--- START OF INPUT DATA ---
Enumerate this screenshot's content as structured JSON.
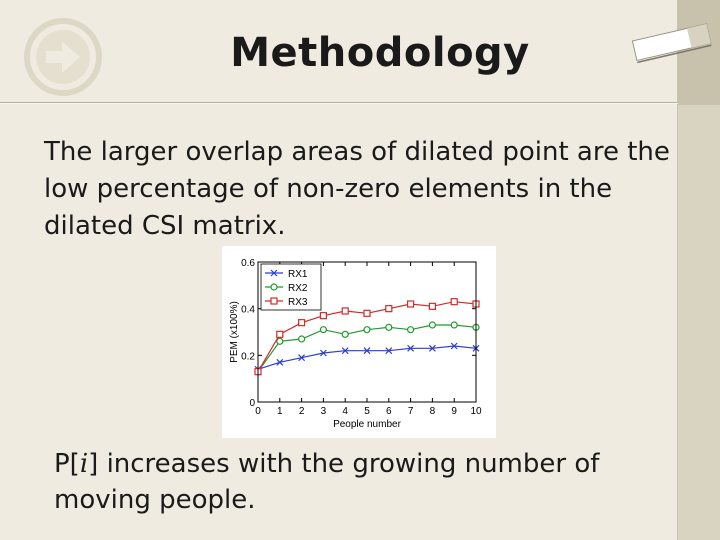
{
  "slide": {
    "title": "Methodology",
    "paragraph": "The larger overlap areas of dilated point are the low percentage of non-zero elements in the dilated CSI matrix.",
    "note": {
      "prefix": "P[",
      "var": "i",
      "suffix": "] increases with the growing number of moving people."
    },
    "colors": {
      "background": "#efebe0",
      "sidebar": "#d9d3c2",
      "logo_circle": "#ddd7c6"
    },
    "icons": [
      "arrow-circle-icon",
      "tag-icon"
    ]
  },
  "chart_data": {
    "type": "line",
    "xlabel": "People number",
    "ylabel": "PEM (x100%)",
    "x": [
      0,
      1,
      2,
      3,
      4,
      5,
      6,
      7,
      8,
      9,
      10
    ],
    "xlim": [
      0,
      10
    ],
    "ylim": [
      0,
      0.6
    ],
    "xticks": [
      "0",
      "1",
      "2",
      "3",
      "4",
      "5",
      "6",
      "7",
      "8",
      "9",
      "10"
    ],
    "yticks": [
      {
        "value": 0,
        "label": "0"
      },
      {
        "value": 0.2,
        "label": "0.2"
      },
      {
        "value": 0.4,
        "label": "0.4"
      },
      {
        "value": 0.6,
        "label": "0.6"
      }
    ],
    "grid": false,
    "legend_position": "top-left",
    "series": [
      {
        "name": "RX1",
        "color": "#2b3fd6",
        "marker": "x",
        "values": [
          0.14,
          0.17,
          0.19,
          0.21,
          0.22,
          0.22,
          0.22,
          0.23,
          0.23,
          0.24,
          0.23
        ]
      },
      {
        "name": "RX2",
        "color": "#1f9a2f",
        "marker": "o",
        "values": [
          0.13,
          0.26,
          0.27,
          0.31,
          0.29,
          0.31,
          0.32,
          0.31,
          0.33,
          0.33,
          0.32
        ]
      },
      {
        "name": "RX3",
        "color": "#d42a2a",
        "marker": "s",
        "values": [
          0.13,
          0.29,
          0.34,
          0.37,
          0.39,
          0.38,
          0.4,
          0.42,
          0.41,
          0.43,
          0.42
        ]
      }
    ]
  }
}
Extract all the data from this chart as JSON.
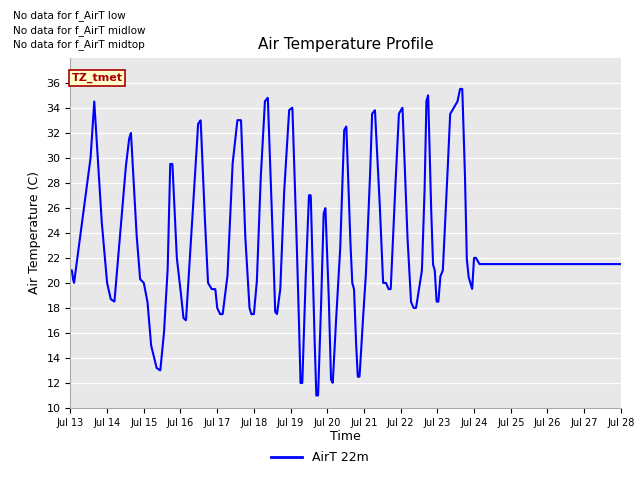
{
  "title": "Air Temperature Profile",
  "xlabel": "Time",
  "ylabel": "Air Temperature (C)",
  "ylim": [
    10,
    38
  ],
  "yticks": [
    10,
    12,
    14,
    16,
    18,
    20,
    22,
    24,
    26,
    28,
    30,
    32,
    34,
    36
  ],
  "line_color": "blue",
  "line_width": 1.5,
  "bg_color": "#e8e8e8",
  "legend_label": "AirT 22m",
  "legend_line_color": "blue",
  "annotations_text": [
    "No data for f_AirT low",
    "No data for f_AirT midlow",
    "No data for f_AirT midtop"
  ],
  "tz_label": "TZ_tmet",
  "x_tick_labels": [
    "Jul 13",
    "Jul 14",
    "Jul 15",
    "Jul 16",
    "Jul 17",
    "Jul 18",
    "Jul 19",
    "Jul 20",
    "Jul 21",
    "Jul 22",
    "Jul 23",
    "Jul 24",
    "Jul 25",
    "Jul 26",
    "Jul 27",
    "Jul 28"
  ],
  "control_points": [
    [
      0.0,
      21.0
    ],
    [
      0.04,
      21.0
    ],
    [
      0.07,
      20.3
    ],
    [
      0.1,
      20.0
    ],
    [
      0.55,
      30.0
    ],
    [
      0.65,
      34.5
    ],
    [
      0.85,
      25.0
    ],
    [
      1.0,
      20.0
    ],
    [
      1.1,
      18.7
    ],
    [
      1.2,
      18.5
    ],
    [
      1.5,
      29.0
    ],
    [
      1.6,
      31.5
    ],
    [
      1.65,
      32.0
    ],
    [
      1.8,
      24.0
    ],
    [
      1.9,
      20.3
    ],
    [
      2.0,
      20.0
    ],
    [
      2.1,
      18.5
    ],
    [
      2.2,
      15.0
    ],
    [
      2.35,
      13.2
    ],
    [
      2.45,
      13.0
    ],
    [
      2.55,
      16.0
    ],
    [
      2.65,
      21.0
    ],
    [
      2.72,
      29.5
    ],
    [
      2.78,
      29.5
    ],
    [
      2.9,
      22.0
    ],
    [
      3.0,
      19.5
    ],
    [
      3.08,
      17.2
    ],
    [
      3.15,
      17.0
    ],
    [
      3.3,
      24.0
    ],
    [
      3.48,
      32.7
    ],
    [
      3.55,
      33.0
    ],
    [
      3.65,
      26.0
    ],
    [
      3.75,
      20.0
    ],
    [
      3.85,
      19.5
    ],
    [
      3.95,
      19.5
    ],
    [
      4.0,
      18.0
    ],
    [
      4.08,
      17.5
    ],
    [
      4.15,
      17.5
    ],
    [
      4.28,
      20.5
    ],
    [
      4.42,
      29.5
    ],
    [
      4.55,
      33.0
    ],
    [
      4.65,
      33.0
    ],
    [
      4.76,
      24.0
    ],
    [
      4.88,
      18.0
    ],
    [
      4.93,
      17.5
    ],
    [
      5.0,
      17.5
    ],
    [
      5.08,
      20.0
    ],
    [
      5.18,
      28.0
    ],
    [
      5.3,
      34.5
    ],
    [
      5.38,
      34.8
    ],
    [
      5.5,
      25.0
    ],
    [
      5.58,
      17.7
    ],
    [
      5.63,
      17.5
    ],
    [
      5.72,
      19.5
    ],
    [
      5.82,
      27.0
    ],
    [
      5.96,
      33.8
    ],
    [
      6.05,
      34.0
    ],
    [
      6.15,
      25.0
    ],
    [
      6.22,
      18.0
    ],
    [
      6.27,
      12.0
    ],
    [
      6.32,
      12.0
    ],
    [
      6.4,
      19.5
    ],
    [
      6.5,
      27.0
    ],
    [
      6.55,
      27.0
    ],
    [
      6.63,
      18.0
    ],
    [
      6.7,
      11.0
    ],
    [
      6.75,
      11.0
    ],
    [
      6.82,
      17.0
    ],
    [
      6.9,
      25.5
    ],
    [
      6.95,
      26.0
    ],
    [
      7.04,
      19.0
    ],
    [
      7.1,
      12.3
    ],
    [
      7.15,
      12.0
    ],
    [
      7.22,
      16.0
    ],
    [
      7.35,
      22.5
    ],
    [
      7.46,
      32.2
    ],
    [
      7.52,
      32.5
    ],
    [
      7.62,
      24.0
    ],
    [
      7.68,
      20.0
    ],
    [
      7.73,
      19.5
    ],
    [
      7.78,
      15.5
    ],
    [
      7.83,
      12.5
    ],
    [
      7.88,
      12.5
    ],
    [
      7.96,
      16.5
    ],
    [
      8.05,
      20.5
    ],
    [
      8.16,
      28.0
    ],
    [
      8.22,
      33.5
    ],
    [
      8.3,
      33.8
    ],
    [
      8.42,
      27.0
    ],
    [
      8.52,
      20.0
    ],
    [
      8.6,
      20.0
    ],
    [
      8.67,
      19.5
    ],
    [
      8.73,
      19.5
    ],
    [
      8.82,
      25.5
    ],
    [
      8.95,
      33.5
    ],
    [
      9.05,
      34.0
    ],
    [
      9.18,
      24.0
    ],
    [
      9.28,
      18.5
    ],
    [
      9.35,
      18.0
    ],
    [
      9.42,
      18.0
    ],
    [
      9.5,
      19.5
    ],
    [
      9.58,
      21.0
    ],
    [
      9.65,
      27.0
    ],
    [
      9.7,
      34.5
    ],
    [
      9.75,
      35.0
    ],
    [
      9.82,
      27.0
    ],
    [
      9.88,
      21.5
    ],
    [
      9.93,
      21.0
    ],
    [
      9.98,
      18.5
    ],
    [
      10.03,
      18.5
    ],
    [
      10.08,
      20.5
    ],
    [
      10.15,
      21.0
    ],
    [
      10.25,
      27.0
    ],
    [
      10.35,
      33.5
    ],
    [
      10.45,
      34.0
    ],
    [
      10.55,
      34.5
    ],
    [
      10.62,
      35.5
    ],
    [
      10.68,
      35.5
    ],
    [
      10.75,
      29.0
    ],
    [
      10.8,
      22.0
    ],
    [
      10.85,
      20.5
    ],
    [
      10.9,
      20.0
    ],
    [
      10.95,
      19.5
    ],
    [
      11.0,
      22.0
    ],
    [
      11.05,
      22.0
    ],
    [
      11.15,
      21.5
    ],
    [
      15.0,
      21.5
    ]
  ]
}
--- END OF INPUT DATA ---
--- START OF INPUT DATA ---
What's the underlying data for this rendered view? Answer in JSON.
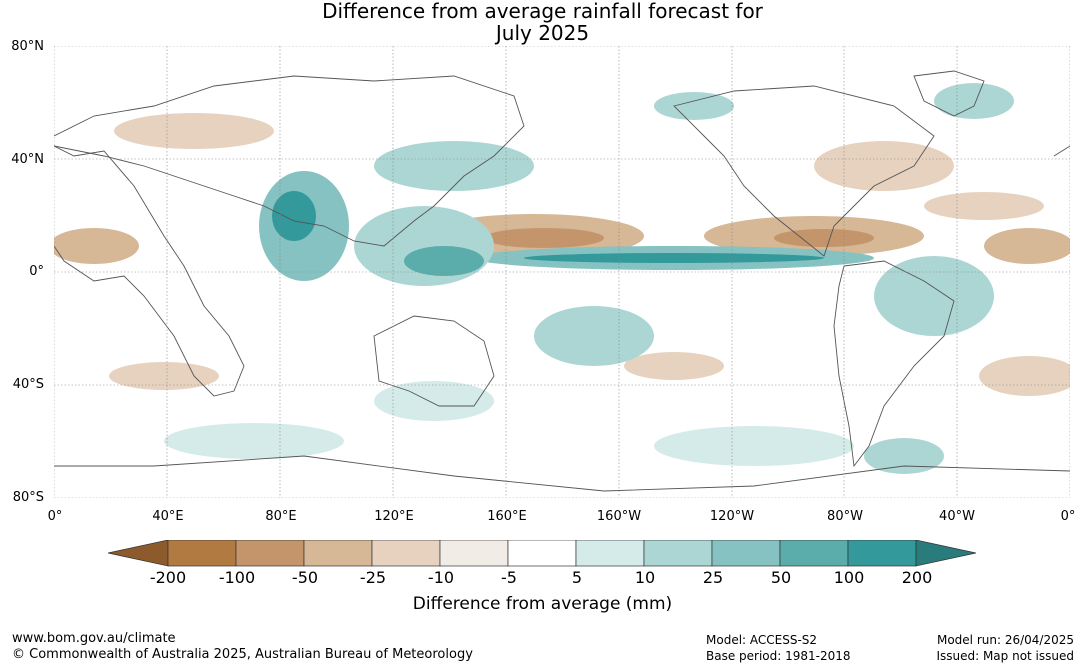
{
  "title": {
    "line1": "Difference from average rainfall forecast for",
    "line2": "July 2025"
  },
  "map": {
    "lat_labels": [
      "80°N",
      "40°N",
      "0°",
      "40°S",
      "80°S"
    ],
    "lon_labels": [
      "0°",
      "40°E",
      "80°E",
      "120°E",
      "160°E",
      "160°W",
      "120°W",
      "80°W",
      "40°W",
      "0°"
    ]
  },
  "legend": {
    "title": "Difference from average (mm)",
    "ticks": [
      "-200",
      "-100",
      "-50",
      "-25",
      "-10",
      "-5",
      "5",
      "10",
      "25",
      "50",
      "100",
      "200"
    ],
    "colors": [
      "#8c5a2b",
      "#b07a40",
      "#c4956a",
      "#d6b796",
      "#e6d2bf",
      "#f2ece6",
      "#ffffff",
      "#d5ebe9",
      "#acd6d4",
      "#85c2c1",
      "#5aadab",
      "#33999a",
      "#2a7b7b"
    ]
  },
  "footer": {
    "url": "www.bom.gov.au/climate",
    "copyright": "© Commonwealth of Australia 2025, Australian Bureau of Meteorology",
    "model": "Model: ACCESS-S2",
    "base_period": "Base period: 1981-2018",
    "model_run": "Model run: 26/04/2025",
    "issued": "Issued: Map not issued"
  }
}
--- END OF INPUT DATA ---
--- START OF INPUT DATA ---
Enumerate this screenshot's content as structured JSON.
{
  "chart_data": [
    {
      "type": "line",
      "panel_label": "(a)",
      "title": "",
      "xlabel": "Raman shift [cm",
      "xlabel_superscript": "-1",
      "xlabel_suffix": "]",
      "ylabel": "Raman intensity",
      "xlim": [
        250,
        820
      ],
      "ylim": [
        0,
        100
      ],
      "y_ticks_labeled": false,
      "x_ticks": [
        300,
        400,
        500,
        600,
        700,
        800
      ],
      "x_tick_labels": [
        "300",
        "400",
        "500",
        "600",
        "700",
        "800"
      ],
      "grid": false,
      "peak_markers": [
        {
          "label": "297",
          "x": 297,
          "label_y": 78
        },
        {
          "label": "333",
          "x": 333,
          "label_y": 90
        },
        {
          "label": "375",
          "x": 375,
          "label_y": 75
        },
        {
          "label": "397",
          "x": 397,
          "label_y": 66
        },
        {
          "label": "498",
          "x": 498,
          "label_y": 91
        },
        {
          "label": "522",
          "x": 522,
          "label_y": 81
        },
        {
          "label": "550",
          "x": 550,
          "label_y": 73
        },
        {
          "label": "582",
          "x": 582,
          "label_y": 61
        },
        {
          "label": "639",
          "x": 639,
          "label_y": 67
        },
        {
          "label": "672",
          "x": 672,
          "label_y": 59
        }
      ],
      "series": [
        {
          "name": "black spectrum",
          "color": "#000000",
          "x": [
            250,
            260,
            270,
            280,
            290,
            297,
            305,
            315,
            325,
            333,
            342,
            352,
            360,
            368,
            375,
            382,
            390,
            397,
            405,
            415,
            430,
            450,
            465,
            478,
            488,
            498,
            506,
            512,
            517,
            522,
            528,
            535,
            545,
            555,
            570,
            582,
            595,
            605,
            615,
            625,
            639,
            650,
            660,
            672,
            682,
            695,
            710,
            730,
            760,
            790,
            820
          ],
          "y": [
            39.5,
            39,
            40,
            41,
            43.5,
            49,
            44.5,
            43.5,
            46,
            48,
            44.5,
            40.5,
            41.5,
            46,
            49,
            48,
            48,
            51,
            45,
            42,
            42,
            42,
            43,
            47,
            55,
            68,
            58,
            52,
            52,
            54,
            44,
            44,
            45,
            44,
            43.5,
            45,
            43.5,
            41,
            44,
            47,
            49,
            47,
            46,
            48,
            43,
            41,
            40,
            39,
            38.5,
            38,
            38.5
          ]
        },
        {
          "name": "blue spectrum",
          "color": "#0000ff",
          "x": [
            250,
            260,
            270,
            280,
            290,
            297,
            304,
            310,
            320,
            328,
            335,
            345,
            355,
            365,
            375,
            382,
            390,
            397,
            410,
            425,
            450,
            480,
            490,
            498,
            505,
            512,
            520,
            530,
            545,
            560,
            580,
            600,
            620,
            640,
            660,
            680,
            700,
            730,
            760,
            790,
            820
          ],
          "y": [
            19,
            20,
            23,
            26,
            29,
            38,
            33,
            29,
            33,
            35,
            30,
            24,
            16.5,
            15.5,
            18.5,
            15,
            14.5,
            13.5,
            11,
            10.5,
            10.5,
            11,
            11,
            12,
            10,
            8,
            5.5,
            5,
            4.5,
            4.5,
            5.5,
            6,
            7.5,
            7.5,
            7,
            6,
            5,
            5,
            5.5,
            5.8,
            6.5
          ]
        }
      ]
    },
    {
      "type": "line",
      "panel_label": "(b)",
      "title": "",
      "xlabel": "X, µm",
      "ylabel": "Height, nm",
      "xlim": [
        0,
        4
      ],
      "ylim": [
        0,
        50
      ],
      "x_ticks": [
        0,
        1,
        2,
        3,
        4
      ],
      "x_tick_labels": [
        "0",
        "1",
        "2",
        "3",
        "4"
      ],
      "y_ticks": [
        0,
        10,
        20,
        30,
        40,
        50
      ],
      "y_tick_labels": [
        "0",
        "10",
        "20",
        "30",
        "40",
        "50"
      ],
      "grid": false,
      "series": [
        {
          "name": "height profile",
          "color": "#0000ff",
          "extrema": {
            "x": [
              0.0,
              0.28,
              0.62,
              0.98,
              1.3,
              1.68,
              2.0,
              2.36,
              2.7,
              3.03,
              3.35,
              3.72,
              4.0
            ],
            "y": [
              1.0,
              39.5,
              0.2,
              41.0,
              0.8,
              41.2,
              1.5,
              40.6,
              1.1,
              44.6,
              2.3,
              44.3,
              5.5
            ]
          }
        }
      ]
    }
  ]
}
--- END OF INPUT DATA ---
■ **PROBLEM TO SOLVE**: How many lines in the records above contain the word "false"? Reply with the number and nothing more.

■ **WRITTEN ANSWER**: 4